(YOUR TASK) This exercise calls for all the entries that follow to be set down exactly, without their images.

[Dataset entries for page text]
+---+

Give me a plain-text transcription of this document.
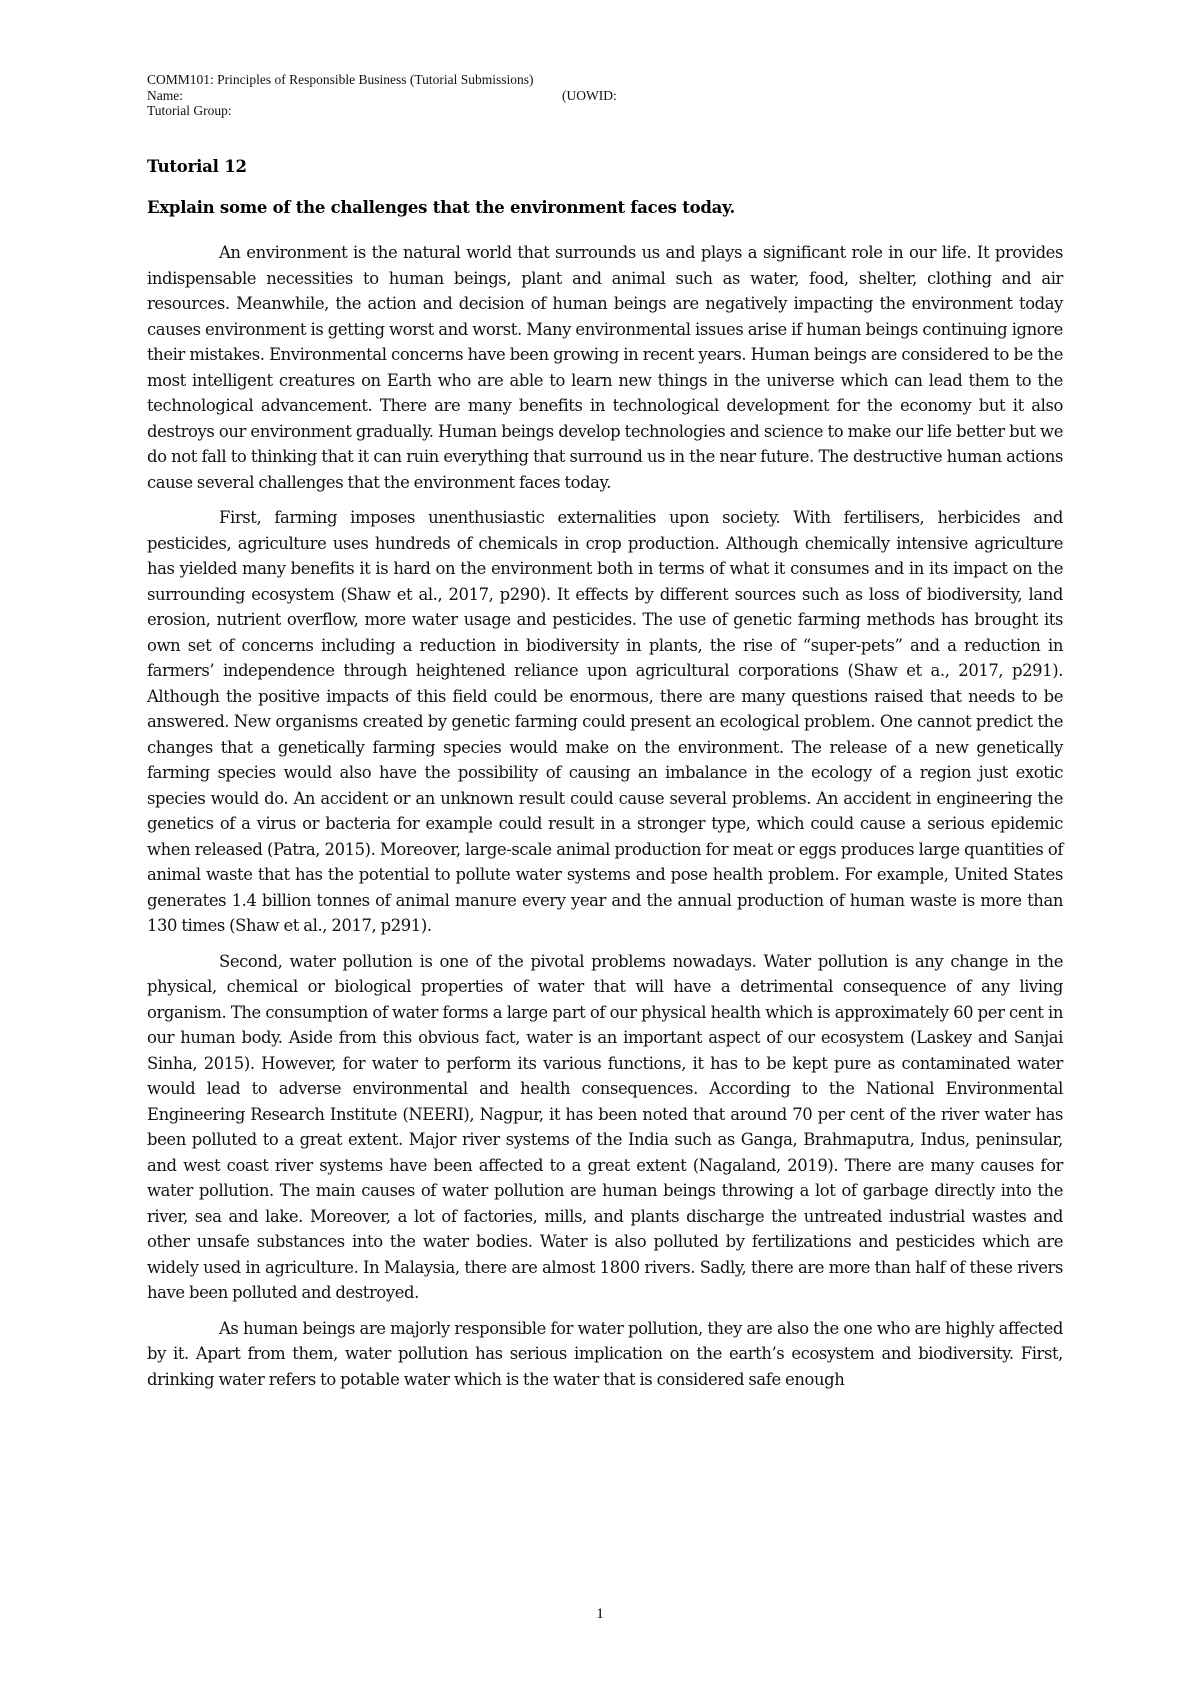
COMM101: Principles of Responsible Business (Tutorial Submissions)
Name:	(UOWID:
Tutorial Group:
Tutorial 12
Explain some of the challenges that the environment faces today.

An environment is the natural world that surrounds us and plays a significant role in our life. It provides indispensable necessities to human beings, plant and animal such as water, food, shelter, clothing and air resources. Meanwhile, the action and decision of human beings are negatively impacting the environment today causes environment is getting worst and worst. Many environmental issues arise if human beings continuing ignore their mistakes. Environmental concerns have been growing in recent years. Human beings are considered to be the most intelligent creatures on Earth who are able to learn new things in the universe which can lead them to the technological advancement. There are many benefits in technological development for the economy but it also destroys our environment gradually. Human beings develop technologies and science to make our life better but we do not fall to thinking that it can ruin everything that surround us in the near future. The destructive human actions cause several challenges that the environment faces today.

First, farming imposes unenthusiastic externalities upon society. With fertilisers, herbicides and pesticides, agriculture uses hundreds of chemicals in crop production. Although chemically intensive agriculture has yielded many benefits it is hard on the environment both in terms of what it consumes and in its impact on the surrounding ecosystem (Shaw et al., 2017, p290). It effects by different sources such as loss of biodiversity, land erosion, nutrient overflow, more water usage and pesticides. The use of genetic farming methods has brought its own set of concerns including a reduction in biodiversity in plants, the rise of “super-pets” and a reduction in farmers’ independence through heightened reliance upon agricultural corporations (Shaw et a., 2017, p291). Although the positive impacts of this field could be enormous, there are many questions raised that needs to be answered. New organisms created by genetic farming could present an ecological problem. One cannot predict the changes that a genetically farming species would make on the environment. The release of a new genetically farming species would also have the possibility of causing an imbalance in the ecology of a region just exotic species would do. An accident or an unknown result could cause several problems. An accident in engineering the genetics of a virus or bacteria for example could result in a stronger type, which could cause a serious epidemic when released (Patra, 2015). Moreover, large-scale animal production for meat or eggs produces large quantities of animal waste that has the potential to pollute water systems and pose health problem. For example, United States generates 1.4 billion tonnes of animal manure every year and the annual production of human waste is more than 130 times (Shaw et al., 2017, p291).

Second, water pollution is one of the pivotal problems nowadays. Water pollution is any change in the physical, chemical or biological properties of water that will have a detrimental consequence of any living organism. The consumption of water forms a large part of our physical health which is approximately 60 per cent in our human body. Aside from this obvious fact, water is an important aspect of our ecosystem (Laskey and Sanjai Sinha, 2015). However, for water to perform its various functions, it has to be kept pure as contaminated water would lead to adverse environmental and health consequences. According to the National Environmental Engineering Research Institute (NEERI), Nagpur, it has been noted that around 70 per cent of the river water has been polluted to a great extent. Major river systems of the India such as Ganga, Brahmaputra, Indus, peninsular, and west coast river systems have been affected to a great extent (Nagaland, 2019). There are many causes for water pollution. The main causes of water pollution are human beings throwing a lot of garbage directly into the river, sea and lake. Moreover, a lot of factories, mills, and plants discharge the untreated industrial wastes and other unsafe substances into the water bodies. Water is also polluted by fertilizations and pesticides which are widely used in agriculture. In Malaysia, there are almost 1800 rivers. Sadly, there are more than half of these rivers have been polluted and destroyed.

As human beings are majorly responsible for water pollution, they are also the one who are highly affected by it. Apart from them, water pollution has serious implication on the earth’s ecosystem and biodiversity. First, drinking water refers to potable water which is the water that is considered safe enough

1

+---+

(EXERCISE ANSWER)
Give me a plain-text transcription of this document.
COMM101: Principles of Responsible Business (Tutorial Submissions)
Name:	(UOWID:
Tutorial Group:
Tutorial 12
Explain some of the challenges that the environment faces today.

An environment is the natural world that surrounds us and plays a significant role in our life. It provides indispensable necessities to human beings, plant and animal such as water, food, shelter, clothing and air resources. Meanwhile, the action and decision of human beings are negatively impacting the environment today causes environment is getting worst and worst. Many environmental issues arise if human beings continuing ignore their mistakes. Environmental concerns have been growing in recent years. Human beings are considered to be the most intelligent creatures on Earth who are able to learn new things in the universe which can lead them to the technological advancement. There are many benefits in technological development for the economy but it also destroys our environment gradually. Human beings develop technologies and science to make our life better but we do not fall to thinking that it can ruin everything that surround us in the near future. The destructive human actions cause several challenges that the environment faces today.

First, farming imposes unenthusiastic externalities upon society. With fertilisers, herbicides and pesticides, agriculture uses hundreds of chemicals in crop production. Although chemically intensive agriculture has yielded many benefits it is hard on the environment both in terms of what it consumes and in its impact on the surrounding ecosystem (Shaw et al., 2017, p290). It effects by different sources such as loss of biodiversity, land erosion, nutrient overflow, more water usage and pesticides. The use of genetic farming methods has brought its own set of concerns including a reduction in biodiversity in plants, the rise of “super-pets” and a reduction in farmers’ independence through heightened reliance upon agricultural corporations (Shaw et a., 2017, p291). Although the positive impacts of this field could be enormous, there are many questions raised that needs to be answered. New organisms created by genetic farming could present an ecological problem. One cannot predict the changes that a genetically farming species would make on the environment. The release of a new genetically farming species would also have the possibility of causing an imbalance in the ecology of a region just exotic species would do. An accident or an unknown result could cause several problems. An accident in engineering the genetics of a virus or bacteria for example could result in a stronger type, which could cause a serious epidemic when released (Patra, 2015). Moreover, large-scale animal production for meat or eggs produces large quantities of animal waste that has the potential to pollute water systems and pose health problem. For example, United States generates 1.4 billion tonnes of animal manure every year and the annual production of human waste is more than 130 times (Shaw et al., 2017, p291).

Second, water pollution is one of the pivotal problems nowadays. Water pollution is any change in the physical, chemical or biological properties of water that will have a detrimental consequence of any living organism. The consumption of water forms a large part of our physical health which is approximately 60 per cent in our human body. Aside from this obvious fact, water is an important aspect of our ecosystem (Laskey and Sanjai Sinha, 2015). However, for water to perform its various functions, it has to be kept pure as contaminated water would lead to adverse environmental and health consequences. According to the National Environmental Engineering Research Institute (NEERI), Nagpur, it has been noted that around 70 per cent of the river water has been polluted to a great extent. Major river systems of the India such as Ganga, Brahmaputra, Indus, peninsular, and west coast river systems have been affected to a great extent (Nagaland, 2019). There are many causes for water pollution. The main causes of water pollution are human beings throwing a lot of garbage directly into the river, sea and lake. Moreover, a lot of factories, mills, and plants discharge the untreated industrial wastes and other unsafe substances into the water bodies. Water is also polluted by fertilizations and pesticides which are widely used in agriculture. In Malaysia, there are almost 1800 rivers. Sadly, there are more than half of these rivers have been polluted and destroyed.

As human beings are majorly responsible for water pollution, they are also the one who are highly affected by it. Apart from them, water pollution has serious implication on the earth’s ecosystem and biodiversity. First, drinking water refers to potable water which is the water that is considered safe enough

1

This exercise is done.